┌─ Supplied material

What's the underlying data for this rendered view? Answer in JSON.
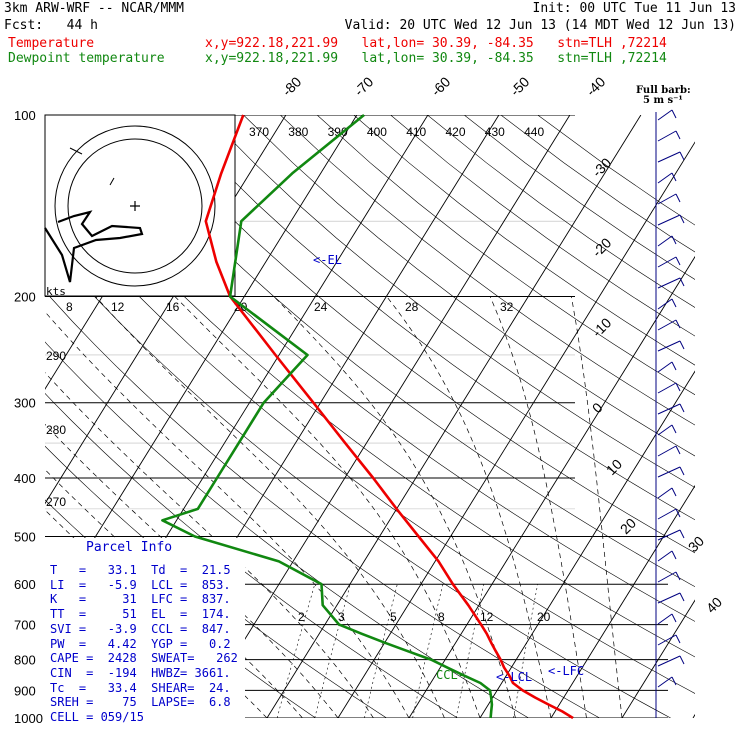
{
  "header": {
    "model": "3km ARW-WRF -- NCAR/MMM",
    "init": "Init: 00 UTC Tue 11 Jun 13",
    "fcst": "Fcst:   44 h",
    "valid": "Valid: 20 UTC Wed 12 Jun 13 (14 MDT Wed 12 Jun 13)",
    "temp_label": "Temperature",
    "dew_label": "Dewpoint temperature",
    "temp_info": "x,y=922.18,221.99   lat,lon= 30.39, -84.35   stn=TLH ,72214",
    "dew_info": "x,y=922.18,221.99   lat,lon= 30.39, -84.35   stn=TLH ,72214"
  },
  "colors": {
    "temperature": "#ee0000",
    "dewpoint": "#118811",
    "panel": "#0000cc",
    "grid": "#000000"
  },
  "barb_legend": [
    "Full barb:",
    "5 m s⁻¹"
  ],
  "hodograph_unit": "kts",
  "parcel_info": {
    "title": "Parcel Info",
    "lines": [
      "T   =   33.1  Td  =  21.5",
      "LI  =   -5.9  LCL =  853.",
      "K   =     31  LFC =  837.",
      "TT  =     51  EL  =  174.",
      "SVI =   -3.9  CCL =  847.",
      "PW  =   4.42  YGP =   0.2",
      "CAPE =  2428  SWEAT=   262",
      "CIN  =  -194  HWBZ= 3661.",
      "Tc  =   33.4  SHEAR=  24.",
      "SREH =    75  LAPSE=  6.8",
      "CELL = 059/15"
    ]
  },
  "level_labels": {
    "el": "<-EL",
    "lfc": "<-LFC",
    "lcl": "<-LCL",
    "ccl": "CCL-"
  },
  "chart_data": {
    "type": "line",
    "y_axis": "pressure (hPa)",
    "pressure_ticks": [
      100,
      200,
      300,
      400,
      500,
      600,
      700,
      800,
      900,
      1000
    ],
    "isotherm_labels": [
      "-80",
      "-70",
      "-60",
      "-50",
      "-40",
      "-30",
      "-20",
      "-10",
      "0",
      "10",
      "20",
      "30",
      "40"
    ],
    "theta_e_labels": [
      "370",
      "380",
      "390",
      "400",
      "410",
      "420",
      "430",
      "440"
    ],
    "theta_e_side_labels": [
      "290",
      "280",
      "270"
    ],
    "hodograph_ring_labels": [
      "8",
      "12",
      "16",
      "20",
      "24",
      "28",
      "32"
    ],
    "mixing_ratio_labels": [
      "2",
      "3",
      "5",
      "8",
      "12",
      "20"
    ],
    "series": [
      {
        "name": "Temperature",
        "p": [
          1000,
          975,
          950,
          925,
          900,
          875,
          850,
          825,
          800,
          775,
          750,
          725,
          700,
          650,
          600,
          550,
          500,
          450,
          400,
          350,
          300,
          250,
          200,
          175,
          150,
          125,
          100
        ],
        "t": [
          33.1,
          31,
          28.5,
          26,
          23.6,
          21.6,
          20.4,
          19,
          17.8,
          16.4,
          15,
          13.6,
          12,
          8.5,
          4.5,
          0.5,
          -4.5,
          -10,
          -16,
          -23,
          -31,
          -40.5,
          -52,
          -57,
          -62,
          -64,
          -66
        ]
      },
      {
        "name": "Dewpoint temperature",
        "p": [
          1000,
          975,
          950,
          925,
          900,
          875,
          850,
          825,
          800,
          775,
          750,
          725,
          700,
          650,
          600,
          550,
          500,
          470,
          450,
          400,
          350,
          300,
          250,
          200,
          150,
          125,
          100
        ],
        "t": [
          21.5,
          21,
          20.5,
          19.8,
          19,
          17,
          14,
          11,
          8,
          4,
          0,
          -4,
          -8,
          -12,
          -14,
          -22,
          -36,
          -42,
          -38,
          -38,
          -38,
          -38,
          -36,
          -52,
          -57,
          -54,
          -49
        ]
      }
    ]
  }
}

└─
┌─ Supplied material

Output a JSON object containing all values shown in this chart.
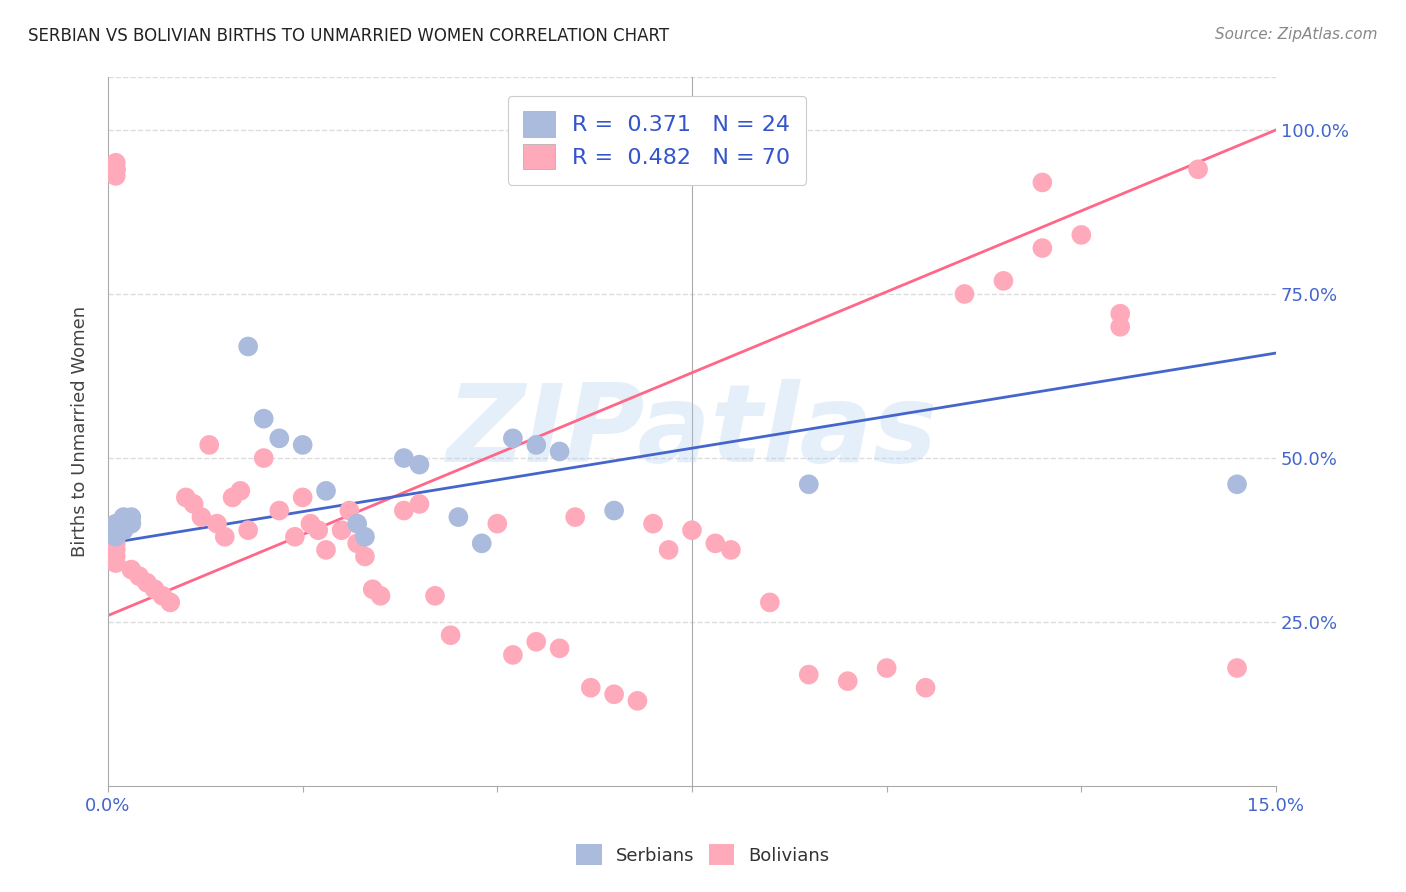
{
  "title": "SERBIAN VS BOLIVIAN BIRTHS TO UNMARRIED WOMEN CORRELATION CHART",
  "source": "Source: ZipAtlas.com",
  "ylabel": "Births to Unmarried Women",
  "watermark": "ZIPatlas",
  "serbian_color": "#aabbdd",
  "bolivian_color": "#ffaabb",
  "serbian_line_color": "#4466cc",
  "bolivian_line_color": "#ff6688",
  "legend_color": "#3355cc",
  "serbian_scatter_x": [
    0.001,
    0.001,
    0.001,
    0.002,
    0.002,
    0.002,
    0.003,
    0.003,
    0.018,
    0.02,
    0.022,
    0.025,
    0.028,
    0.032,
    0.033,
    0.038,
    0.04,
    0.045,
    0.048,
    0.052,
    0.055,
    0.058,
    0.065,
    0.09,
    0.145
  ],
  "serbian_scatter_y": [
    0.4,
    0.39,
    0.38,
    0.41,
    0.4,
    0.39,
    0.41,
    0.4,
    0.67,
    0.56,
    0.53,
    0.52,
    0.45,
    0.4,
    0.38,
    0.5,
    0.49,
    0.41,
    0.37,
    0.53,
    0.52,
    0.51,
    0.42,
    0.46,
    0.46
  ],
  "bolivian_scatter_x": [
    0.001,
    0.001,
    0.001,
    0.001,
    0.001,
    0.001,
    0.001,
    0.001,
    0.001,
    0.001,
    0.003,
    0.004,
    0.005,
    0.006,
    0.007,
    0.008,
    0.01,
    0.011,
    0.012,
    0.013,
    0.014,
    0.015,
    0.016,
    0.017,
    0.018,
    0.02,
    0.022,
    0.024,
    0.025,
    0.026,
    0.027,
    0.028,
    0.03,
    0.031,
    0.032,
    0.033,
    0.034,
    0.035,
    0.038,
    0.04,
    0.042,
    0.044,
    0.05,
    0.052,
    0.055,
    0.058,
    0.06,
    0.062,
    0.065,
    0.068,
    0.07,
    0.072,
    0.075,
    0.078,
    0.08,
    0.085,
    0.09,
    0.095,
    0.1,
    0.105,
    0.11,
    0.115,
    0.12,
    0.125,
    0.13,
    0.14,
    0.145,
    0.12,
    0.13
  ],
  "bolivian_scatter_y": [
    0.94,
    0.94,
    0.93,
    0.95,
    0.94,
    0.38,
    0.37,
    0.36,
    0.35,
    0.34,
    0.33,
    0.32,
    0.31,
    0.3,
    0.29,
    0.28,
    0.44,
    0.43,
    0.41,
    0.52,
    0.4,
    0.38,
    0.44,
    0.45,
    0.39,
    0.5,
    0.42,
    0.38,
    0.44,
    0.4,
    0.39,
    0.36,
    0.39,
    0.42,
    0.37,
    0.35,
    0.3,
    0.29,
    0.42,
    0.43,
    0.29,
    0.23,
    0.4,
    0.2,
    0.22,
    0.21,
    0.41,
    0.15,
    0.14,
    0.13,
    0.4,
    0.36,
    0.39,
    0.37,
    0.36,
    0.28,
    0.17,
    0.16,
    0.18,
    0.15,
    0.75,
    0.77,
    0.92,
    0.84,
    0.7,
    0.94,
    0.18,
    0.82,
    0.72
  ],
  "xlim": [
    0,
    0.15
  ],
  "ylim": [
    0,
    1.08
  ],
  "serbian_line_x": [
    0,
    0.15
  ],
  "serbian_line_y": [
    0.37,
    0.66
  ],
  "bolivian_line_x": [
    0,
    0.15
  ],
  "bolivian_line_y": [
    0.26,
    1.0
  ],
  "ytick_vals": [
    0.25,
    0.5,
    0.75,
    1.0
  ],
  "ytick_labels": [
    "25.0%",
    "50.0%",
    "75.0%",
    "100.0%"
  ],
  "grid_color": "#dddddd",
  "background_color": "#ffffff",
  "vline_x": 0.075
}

└─

→ **Set task**
Select all lines in the listing above where the word "this" appears, and show them.

→ **Completed exercise**
What's the underlying data for this rendered view? Answer in JSON.
Output a JSON object containing all values shown in this chart.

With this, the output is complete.